# START OF Input for this task

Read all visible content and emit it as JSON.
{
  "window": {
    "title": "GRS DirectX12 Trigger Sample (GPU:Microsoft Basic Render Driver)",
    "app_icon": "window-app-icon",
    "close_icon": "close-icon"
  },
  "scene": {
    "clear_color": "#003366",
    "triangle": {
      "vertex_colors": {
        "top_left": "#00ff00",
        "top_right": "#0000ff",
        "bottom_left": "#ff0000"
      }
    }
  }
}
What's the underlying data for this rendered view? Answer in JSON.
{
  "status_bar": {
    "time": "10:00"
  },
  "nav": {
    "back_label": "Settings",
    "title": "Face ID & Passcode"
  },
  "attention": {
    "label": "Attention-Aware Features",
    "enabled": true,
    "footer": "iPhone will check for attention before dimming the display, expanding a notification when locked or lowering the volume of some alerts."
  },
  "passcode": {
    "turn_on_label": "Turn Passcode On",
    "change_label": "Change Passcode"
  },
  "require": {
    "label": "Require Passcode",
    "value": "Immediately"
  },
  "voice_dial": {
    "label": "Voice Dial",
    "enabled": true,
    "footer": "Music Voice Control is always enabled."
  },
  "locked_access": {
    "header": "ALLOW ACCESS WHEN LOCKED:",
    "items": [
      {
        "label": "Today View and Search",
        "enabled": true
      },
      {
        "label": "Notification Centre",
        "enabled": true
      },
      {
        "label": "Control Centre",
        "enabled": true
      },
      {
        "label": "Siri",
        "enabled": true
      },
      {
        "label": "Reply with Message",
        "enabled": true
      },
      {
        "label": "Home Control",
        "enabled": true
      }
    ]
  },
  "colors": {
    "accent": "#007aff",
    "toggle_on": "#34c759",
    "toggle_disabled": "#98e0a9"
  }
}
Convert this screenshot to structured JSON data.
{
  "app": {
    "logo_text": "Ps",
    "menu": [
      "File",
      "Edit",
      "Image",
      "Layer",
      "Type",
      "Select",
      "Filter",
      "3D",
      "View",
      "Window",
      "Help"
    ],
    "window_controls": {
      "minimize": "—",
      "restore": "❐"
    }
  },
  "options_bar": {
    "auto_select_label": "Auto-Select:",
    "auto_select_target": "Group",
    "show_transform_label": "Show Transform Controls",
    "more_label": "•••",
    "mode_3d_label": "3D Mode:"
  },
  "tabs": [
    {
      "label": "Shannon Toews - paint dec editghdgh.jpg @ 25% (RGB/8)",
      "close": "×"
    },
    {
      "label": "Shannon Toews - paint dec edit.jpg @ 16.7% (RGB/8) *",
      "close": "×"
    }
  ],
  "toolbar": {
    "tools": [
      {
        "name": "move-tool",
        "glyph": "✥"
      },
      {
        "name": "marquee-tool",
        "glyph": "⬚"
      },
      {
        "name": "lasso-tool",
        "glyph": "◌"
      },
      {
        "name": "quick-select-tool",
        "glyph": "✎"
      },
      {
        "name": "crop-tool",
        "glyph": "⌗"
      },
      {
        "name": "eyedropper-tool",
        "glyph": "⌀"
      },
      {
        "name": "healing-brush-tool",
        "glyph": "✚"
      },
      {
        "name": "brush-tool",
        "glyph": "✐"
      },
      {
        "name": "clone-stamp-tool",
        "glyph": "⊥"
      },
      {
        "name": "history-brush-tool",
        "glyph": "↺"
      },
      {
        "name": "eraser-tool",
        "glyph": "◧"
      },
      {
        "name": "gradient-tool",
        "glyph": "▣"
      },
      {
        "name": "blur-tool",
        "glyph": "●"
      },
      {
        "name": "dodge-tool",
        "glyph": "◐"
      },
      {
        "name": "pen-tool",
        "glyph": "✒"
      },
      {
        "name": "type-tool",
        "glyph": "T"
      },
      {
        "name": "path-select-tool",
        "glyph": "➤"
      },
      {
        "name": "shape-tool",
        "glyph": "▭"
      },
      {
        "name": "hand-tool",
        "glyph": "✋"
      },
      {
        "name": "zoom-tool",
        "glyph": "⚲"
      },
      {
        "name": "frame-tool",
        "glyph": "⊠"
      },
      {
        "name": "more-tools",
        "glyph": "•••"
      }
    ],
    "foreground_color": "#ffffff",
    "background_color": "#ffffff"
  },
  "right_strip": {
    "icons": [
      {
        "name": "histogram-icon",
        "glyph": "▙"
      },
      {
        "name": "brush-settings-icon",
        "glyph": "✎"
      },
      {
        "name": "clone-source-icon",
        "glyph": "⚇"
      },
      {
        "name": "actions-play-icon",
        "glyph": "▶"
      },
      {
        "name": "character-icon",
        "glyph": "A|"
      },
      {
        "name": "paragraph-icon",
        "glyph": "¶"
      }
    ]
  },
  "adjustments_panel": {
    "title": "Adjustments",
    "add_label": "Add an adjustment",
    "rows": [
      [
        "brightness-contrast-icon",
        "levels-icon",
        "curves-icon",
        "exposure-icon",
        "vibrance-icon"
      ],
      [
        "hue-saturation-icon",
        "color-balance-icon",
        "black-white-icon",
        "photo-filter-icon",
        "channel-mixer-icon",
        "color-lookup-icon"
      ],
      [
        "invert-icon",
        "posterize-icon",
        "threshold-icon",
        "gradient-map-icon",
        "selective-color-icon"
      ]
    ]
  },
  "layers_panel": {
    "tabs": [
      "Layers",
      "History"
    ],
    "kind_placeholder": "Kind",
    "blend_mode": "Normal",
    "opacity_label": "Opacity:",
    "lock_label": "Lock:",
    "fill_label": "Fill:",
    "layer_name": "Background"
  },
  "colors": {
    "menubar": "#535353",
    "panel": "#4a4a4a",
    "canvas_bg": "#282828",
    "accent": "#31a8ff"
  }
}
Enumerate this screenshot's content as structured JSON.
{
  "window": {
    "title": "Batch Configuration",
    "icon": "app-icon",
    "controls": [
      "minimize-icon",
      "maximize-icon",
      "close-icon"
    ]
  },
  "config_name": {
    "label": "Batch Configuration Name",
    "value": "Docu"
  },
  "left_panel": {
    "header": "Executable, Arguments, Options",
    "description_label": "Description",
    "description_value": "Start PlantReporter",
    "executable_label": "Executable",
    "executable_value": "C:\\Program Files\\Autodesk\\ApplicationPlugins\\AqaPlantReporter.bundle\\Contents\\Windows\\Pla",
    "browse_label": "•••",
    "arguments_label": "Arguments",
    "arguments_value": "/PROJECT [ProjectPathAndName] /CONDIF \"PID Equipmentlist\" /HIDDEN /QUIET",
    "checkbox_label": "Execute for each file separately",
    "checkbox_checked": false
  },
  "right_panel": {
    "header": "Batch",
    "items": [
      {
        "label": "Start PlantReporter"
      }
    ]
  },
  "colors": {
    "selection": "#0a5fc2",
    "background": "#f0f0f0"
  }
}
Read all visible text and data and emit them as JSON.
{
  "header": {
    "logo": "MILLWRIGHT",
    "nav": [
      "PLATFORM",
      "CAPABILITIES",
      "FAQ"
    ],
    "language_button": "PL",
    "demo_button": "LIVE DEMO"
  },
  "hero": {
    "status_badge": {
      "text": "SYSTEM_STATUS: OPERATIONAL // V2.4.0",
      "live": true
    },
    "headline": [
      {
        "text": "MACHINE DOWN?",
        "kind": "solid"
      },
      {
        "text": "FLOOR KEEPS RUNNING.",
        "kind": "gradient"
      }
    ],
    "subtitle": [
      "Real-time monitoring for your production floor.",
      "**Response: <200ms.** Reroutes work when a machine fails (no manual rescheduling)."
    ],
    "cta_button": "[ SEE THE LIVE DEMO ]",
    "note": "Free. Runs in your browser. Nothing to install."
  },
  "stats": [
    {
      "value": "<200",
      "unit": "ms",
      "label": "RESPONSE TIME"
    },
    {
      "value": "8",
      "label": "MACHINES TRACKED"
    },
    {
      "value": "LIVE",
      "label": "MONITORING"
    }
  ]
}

# END OF Input for this task

Repeat the material word for word, in full.

Read all visible content and emit it as JSON.
{
  "window": {
    "title": "GRS DirectX12 Trigger Sample (GPU:Microsoft Basic Render Driver)",
    "app_icon": "window-app-icon",
    "close_icon": "close-icon"
  },
  "scene": {
    "clear_color": "#003366",
    "triangle": {
      "vertex_colors": {
        "top_left": "#00ff00",
        "top_right": "#0000ff",
        "bottom_left": "#ff0000"
      }
    }
  }
}
What's the underlying data for this rendered view? Answer in JSON.
{
  "status_bar": {
    "time": "10:00"
  },
  "nav": {
    "back_label": "Settings",
    "title": "Face ID & Passcode"
  },
  "attention": {
    "label": "Attention-Aware Features",
    "enabled": true,
    "footer": "iPhone will check for attention before dimming the display, expanding a notification when locked or lowering the volume of some alerts."
  },
  "passcode": {
    "turn_on_label": "Turn Passcode On",
    "change_label": "Change Passcode"
  },
  "require": {
    "label": "Require Passcode",
    "value": "Immediately"
  },
  "voice_dial": {
    "label": "Voice Dial",
    "enabled": true,
    "footer": "Music Voice Control is always enabled."
  },
  "locked_access": {
    "header": "ALLOW ACCESS WHEN LOCKED:",
    "items": [
      {
        "label": "Today View and Search",
        "enabled": true
      },
      {
        "label": "Notification Centre",
        "enabled": true
      },
      {
        "label": "Control Centre",
        "enabled": true
      },
      {
        "label": "Siri",
        "enabled": true
      },
      {
        "label": "Reply with Message",
        "enabled": true
      },
      {
        "label": "Home Control",
        "enabled": true
      }
    ]
  },
  "colors": {
    "accent": "#007aff",
    "toggle_on": "#34c759",
    "toggle_disabled": "#98e0a9"
  }
}
Convert this screenshot to structured JSON data.
{
  "app": {
    "logo_text": "Ps",
    "menu": [
      "File",
      "Edit",
      "Image",
      "Layer",
      "Type",
      "Select",
      "Filter",
      "3D",
      "View",
      "Window",
      "Help"
    ],
    "window_controls": {
      "minimize": "—",
      "restore": "❐"
    }
  },
  "options_bar": {
    "auto_select_label": "Auto-Select:",
    "auto_select_target": "Group",
    "show_transform_label": "Show Transform Controls",
    "more_label": "•••",
    "mode_3d_label": "3D Mode:"
  },
  "tabs": [
    {
      "label": "Shannon Toews - paint dec editghdgh.jpg @ 25% (RGB/8)",
      "close": "×"
    },
    {
      "label": "Shannon Toews - paint dec edit.jpg @ 16.7% (RGB/8) *",
      "close": "×"
    }
  ],
  "toolbar": {
    "tools": [
      {
        "name": "move-tool",
        "glyph": "✥"
      },
      {
        "name": "marquee-tool",
        "glyph": "⬚"
      },
      {
        "name": "lasso-tool",
        "glyph": "◌"
      },
      {
        "name": "quick-select-tool",
        "glyph": "✎"
      },
      {
        "name": "crop-tool",
        "glyph": "⌗"
      },
      {
        "name": "eyedropper-tool",
        "glyph": "⌀"
      },
      {
        "name": "healing-brush-tool",
        "glyph": "✚"
      },
      {
        "name": "brush-tool",
        "glyph": "✐"
      },
      {
        "name": "clone-stamp-tool",
        "glyph": "⊥"
      },
      {
        "name": "history-brush-tool",
        "glyph": "↺"
      },
      {
        "name": "eraser-tool",
        "glyph": "◧"
      },
      {
        "name": "gradient-tool",
        "glyph": "▣"
      },
      {
        "name": "blur-tool",
        "glyph": "●"
      },
      {
        "name": "dodge-tool",
        "glyph": "◐"
      },
      {
        "name": "pen-tool",
        "glyph": "✒"
      },
      {
        "name": "type-tool",
        "glyph": "T"
      },
      {
        "name": "path-select-tool",
        "glyph": "➤"
      },
      {
        "name": "shape-tool",
        "glyph": "▭"
      },
      {
        "name": "hand-tool",
        "glyph": "✋"
      },
      {
        "name": "zoom-tool",
        "glyph": "⚲"
      },
      {
        "name": "frame-tool",
        "glyph": "⊠"
      },
      {
        "name": "more-tools",
        "glyph": "•••"
      }
    ],
    "foreground_color": "#ffffff",
    "background_color": "#ffffff"
  },
  "right_strip": {
    "icons": [
      {
        "name": "histogram-icon",
        "glyph": "▙"
      },
      {
        "name": "brush-settings-icon",
        "glyph": "✎"
      },
      {
        "name": "clone-source-icon",
        "glyph": "⚇"
      },
      {
        "name": "actions-play-icon",
        "glyph": "▶"
      },
      {
        "name": "character-icon",
        "glyph": "A|"
      },
      {
        "name": "paragraph-icon",
        "glyph": "¶"
      }
    ]
  },
  "adjustments_panel": {
    "title": "Adjustments",
    "add_label": "Add an adjustment",
    "rows": [
      [
        "brightness-contrast-icon",
        "levels-icon",
        "curves-icon",
        "exposure-icon",
        "vibrance-icon"
      ],
      [
        "hue-saturation-icon",
        "color-balance-icon",
        "black-white-icon",
        "photo-filter-icon",
        "channel-mixer-icon",
        "color-lookup-icon"
      ],
      [
        "invert-icon",
        "posterize-icon",
        "threshold-icon",
        "gradient-map-icon",
        "selective-color-icon"
      ]
    ]
  },
  "layers_panel": {
    "tabs": [
      "Layers",
      "History"
    ],
    "kind_placeholder": "Kind",
    "blend_mode": "Normal",
    "opacity_label": "Opacity:",
    "lock_label": "Lock:",
    "fill_label": "Fill:",
    "layer_name": "Background"
  },
  "colors": {
    "menubar": "#535353",
    "panel": "#4a4a4a",
    "canvas_bg": "#282828",
    "accent": "#31a8ff"
  }
}
Enumerate this screenshot's content as structured JSON.
{
  "window": {
    "title": "Batch Configuration",
    "icon": "app-icon",
    "controls": [
      "minimize-icon",
      "maximize-icon",
      "close-icon"
    ]
  },
  "config_name": {
    "label": "Batch Configuration Name",
    "value": "Docu"
  },
  "left_panel": {
    "header": "Executable, Arguments, Options",
    "description_label": "Description",
    "description_value": "Start PlantReporter",
    "executable_label": "Executable",
    "executable_value": "C:\\Program Files\\Autodesk\\ApplicationPlugins\\AqaPlantReporter.bundle\\Contents\\Windows\\Pla",
    "browse_label": "•••",
    "arguments_label": "Arguments",
    "arguments_value": "/PROJECT [ProjectPathAndName] /CONDIF \"PID Equipmentlist\" /HIDDEN /QUIET",
    "checkbox_label": "Execute for each file separately",
    "checkbox_checked": false
  },
  "right_panel": {
    "header": "Batch",
    "items": [
      {
        "label": "Start PlantReporter"
      }
    ]
  },
  "colors": {
    "selection": "#0a5fc2",
    "background": "#f0f0f0"
  }
}
Read all visible text and data and emit them as JSON.
{
  "header": {
    "logo": "MILLWRIGHT",
    "nav": [
      "PLATFORM",
      "CAPABILITIES",
      "FAQ"
    ],
    "language_button": "PL",
    "demo_button": "LIVE DEMO"
  },
  "hero": {
    "status_badge": {
      "text": "SYSTEM_STATUS: OPERATIONAL // V2.4.0",
      "live": true
    },
    "headline": [
      {
        "text": "MACHINE DOWN?",
        "kind": "solid"
      },
      {
        "text": "FLOOR KEEPS RUNNING.",
        "kind": "gradient"
      }
    ],
    "subtitle": [
      "Real-time monitoring for your production floor.",
      "**Response: <200ms.** Reroutes work when a machine fails (no manual rescheduling)."
    ],
    "cta_button": "[ SEE THE LIVE DEMO ]",
    "note": "Free. Runs in your browser. Nothing to install."
  },
  "stats": [
    {
      "value": "<200",
      "unit": "ms",
      "label": "RESPONSE TIME"
    },
    {
      "value": "8",
      "label": "MACHINES TRACKED"
    },
    {
      "value": "LIVE",
      "label": "MONITORING"
    }
  ]
}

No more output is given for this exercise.